Identify each line holding the string "upfield" and copy it.
##### RECORDS SHOWN #####
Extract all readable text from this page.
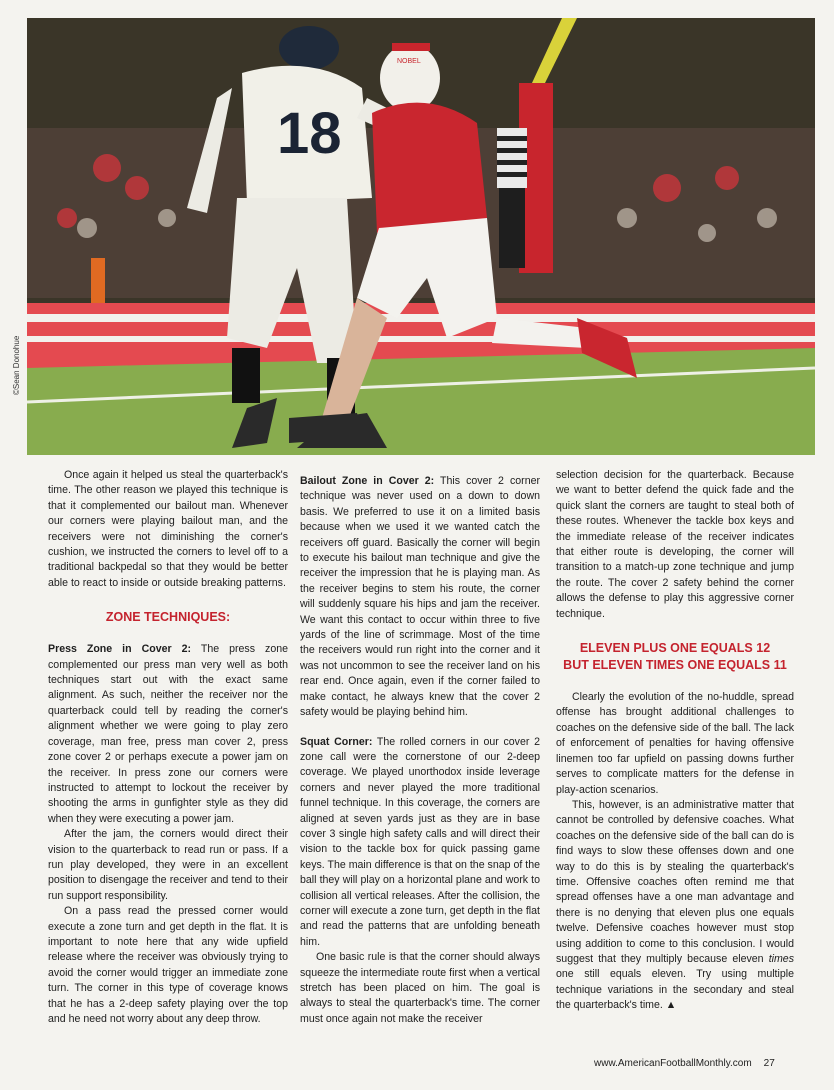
18
NOBEL
©Sean Donohue

Once again it helped us steal the quarterback's time. The other reason we played this technique is that it complemented our bailout man. Whenever our corners were playing bailout man, and the receivers were not diminishing the corner's cushion, we instructed the corners to level off to a traditional backpedal so that they would be better able to react to inside or outside breaking patterns.

ZONE TECHNIQUES:

Press Zone in Cover 2: The press zone complemented our press man very well as both techniques start out with the exact same alignment. As such, neither the receiver nor the quarterback could tell by reading the corner's alignment whether we were going to play zero coverage, man free, press man cover 2, press zone cover 2 or perhaps execute a power jam on the receiver. In press zone our corners were instructed to attempt to lockout the receiver by shooting the arms in gunfighter style as they did when they were executing a power jam.

After the jam, the corners would direct their vision to the quarterback to read run or pass. If a run play developed, they were in an excellent position to disengage the receiver and tend to their run support responsibility.

On a pass read the pressed corner would execute a zone turn and get depth in the flat. It is important to note here that any wide upfield release where the receiver was obviously trying to avoid the corner would trigger an immediate zone turn. The corner in this type of coverage knows that he has a 2-deep safety playing over the top and he need not worry about any deep throw.

Bailout Zone in Cover 2: This cover 2 corner technique was never used on a down to down basis. We preferred to use it on a limited basis because when we used it we wanted catch the receivers off guard. Basically the corner will begin to execute his bailout man technique and give the receiver the impression that he is playing man. As the receiver begins to stem his route, the corner will suddenly square his hips and jam the receiver. We want this contact to occur within three to five yards of the line of scrimmage. Most of the time the receivers would run right into the corner and it was not uncommon to see the receiver land on his rear end. Once again, even if the corner failed to make contact, he always knew that the cover 2 safety would be playing behind him.

Squat Corner: The rolled corners in our cover 2 zone call were the cornerstone of our 2-deep coverage. We played unorthodox inside leverage corners and never played the more traditional funnel technique. In this coverage, the corners are aligned at seven yards just as they are in base cover 3 single high safety calls and will direct their vision to the tackle box for quick passing game keys. The main difference is that on the snap of the ball they will play on a horizontal plane and work to collision all vertical releases. After the collision, the corner will execute a zone turn, get depth in the flat and read the patterns that are unfolding beneath him.

One basic rule is that the corner should always squeeze the intermediate route first when a vertical stretch has been placed on him. The goal is always to steal the quarterback's time. The corner must once again not make the receiver

selection decision for the quarterback. Because we want to better defend the quick fade and the quick slant the corners are taught to steal both of these routes. Whenever the tackle box keys and the immediate release of the receiver indicates that either route is developing, the corner will transition to a match-up zone technique and jump the route. The cover 2 safety behind the corner allows the defense to play this aggressive corner technique.

ELEVEN PLUS ONE EQUALS 12
BUT ELEVEN TIMES ONE EQUALS 11

Clearly the evolution of the no-huddle, spread offense has brought additional challenges to coaches on the defensive side of the ball. The lack of enforcement of penalties for having offensive linemen too far upfield on passing downs further serves to complicate matters for the defense in play-action scenarios.

This, however, is an administrative matter that cannot be controlled by defensive coaches. What coaches on the defensive side of the ball can do is find ways to slow these offenses down and one way to do this is by stealing the quarterback's time. Offensive coaches often remind me that spread offenses have a one man advantage and there is no denying that eleven plus one equals twelve. Defensive coaches however must stop using addition to come to this conclusion. I would suggest that they multiply because eleven times one still equals eleven. Try using multiple technique variations in the secondary and steal the quarterback's time. ▲

www.AmericanFootballMonthly.com 27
#####
- TASK RESPONSE -
On a pass read the pressed corner would execute a zone turn and get depth in the flat. It is important to note here that any wide upfield release where the receiver was obviously trying to avoid the corner would trigger an immediate zone turn. The corner in this type of coverage knows that he has a 2-deep safety playing over the top and he need not worry about any deep throw.
Clearly the evolution of the no-huddle, spread offense has brought additional challenges to coaches on the defensive side of the ball. The lack of enforcement of penalties for having offensive linemen too far upfield on passing downs further serves to complicate matters for the defense in play-action scenarios.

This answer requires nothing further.